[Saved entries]
— START —
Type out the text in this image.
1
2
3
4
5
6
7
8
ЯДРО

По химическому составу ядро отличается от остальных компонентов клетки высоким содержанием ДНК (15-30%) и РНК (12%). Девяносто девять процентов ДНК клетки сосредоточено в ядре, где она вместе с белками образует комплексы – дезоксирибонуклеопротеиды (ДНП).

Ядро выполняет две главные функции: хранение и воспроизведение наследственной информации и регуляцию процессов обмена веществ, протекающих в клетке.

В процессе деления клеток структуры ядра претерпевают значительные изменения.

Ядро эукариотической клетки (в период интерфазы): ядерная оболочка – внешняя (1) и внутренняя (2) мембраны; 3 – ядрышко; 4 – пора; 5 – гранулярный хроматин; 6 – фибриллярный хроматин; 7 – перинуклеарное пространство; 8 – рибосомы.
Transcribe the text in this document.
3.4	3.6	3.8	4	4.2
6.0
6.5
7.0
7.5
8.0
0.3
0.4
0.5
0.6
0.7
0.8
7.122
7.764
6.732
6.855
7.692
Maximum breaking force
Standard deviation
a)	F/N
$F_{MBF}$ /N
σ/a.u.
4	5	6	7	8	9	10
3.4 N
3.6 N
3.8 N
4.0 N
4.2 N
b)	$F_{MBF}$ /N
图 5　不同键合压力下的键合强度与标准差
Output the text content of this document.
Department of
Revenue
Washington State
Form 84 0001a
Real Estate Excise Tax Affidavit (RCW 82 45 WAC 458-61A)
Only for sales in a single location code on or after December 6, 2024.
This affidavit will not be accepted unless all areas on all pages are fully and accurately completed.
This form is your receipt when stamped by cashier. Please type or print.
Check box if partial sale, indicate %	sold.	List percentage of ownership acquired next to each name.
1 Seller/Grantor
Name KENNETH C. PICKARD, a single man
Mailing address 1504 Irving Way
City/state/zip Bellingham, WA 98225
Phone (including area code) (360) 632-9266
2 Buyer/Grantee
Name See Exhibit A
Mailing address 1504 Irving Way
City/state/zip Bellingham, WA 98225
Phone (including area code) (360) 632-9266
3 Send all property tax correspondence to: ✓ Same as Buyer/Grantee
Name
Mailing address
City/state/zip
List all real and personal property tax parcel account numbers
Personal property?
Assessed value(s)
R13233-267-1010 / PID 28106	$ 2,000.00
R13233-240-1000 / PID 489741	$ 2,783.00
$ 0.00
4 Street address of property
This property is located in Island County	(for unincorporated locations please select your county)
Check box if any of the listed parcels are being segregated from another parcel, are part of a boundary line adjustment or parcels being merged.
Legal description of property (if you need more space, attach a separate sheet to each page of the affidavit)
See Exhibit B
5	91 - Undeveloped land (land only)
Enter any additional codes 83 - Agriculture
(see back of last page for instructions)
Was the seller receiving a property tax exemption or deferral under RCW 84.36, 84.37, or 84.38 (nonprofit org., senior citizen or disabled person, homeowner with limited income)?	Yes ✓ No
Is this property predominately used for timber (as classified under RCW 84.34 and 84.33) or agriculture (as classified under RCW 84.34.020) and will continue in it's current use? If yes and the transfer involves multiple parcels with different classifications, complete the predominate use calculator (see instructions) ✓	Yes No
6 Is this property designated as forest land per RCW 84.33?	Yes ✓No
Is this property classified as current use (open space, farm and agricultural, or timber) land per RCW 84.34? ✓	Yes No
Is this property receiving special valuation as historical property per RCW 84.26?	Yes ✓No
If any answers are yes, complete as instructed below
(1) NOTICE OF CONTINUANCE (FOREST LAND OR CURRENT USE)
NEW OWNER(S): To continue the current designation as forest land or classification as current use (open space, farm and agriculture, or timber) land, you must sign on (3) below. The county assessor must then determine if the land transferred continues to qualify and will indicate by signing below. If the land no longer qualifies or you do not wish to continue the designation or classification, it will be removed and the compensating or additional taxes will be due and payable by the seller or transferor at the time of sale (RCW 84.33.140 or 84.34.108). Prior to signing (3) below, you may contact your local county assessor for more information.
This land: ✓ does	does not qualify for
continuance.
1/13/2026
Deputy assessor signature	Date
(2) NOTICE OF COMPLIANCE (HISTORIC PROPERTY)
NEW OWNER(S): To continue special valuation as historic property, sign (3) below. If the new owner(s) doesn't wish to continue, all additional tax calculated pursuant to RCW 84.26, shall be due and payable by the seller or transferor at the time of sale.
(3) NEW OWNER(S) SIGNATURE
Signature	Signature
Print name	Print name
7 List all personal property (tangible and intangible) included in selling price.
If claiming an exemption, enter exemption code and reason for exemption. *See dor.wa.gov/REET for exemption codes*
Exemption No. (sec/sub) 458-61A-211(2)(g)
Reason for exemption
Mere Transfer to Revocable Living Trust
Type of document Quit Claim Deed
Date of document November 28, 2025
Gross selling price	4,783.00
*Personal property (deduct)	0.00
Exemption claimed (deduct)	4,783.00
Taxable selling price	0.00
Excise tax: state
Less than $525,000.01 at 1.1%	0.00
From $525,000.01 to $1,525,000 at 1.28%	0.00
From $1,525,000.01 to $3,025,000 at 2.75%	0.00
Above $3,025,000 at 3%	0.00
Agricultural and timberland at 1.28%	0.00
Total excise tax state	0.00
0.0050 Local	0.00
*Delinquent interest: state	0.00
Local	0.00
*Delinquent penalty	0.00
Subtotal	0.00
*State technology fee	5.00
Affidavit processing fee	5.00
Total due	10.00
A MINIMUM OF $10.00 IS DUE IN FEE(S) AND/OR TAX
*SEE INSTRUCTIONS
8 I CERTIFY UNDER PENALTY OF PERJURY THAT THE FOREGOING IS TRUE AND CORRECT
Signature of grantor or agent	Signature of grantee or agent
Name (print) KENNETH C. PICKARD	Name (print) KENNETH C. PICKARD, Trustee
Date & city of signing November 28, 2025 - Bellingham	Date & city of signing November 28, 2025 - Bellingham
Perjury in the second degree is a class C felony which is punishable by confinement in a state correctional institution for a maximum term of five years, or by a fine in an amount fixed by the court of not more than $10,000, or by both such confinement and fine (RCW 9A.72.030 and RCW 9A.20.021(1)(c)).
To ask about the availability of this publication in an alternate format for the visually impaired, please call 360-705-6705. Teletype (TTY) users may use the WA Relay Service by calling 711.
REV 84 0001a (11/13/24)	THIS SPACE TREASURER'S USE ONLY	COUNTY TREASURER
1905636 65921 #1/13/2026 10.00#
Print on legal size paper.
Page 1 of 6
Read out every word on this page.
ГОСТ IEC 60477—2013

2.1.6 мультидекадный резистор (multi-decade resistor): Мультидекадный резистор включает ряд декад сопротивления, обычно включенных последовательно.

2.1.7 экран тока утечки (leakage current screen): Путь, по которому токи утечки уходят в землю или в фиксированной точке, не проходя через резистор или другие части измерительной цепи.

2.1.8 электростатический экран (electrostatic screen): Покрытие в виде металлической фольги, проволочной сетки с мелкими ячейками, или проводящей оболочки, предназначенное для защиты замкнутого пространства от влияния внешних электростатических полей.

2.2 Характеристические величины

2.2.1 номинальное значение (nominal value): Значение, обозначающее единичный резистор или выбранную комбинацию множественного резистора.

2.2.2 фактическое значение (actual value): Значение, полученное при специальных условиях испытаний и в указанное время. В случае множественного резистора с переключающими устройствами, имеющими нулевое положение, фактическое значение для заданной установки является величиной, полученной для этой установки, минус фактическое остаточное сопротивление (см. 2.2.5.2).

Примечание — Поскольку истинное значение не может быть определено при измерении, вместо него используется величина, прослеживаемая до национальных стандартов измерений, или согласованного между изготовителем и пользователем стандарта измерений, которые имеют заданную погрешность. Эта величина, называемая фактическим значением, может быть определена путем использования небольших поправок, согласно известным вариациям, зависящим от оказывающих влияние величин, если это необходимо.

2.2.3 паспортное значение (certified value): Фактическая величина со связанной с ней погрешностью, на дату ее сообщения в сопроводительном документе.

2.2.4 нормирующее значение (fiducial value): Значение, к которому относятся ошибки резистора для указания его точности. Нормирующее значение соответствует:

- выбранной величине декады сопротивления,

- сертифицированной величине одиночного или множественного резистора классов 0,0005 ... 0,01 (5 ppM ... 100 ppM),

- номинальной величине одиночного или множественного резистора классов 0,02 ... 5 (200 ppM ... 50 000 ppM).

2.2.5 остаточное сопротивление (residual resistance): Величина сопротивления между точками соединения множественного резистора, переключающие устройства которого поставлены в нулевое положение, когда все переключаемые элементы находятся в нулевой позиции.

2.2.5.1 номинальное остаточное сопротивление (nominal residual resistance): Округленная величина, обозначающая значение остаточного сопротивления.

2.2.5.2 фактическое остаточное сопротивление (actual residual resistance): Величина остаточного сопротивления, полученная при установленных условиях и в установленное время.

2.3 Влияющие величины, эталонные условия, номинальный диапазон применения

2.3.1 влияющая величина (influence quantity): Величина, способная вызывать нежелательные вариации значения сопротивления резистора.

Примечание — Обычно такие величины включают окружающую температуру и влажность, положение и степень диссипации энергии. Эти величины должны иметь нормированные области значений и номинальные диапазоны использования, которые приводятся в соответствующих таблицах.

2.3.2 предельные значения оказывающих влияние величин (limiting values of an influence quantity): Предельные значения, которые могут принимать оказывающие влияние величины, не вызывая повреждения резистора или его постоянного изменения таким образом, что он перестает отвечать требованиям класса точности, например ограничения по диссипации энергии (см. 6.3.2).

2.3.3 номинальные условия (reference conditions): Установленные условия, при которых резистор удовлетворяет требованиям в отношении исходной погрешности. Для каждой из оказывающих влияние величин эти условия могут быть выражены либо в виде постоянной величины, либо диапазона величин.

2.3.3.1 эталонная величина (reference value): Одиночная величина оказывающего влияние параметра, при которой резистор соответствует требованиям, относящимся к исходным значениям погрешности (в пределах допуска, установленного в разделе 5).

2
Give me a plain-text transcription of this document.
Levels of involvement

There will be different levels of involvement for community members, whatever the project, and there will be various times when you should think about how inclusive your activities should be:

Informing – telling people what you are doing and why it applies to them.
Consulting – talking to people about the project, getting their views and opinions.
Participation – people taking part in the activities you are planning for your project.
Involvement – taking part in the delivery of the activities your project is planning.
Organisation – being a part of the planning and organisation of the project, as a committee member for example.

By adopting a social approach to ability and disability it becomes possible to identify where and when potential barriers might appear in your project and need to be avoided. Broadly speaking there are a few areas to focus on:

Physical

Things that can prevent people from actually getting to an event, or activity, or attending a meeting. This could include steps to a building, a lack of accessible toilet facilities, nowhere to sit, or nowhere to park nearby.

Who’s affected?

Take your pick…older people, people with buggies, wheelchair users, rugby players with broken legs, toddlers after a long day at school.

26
— END —
Find every line in the records above that contains the word "after", and copy each one.

Only for sales in a single location code on or after December 6, 2024.
Take your pick…older people, people with buggies, wheelchair users, rugby players with broken legs, toddlers after a long day at school.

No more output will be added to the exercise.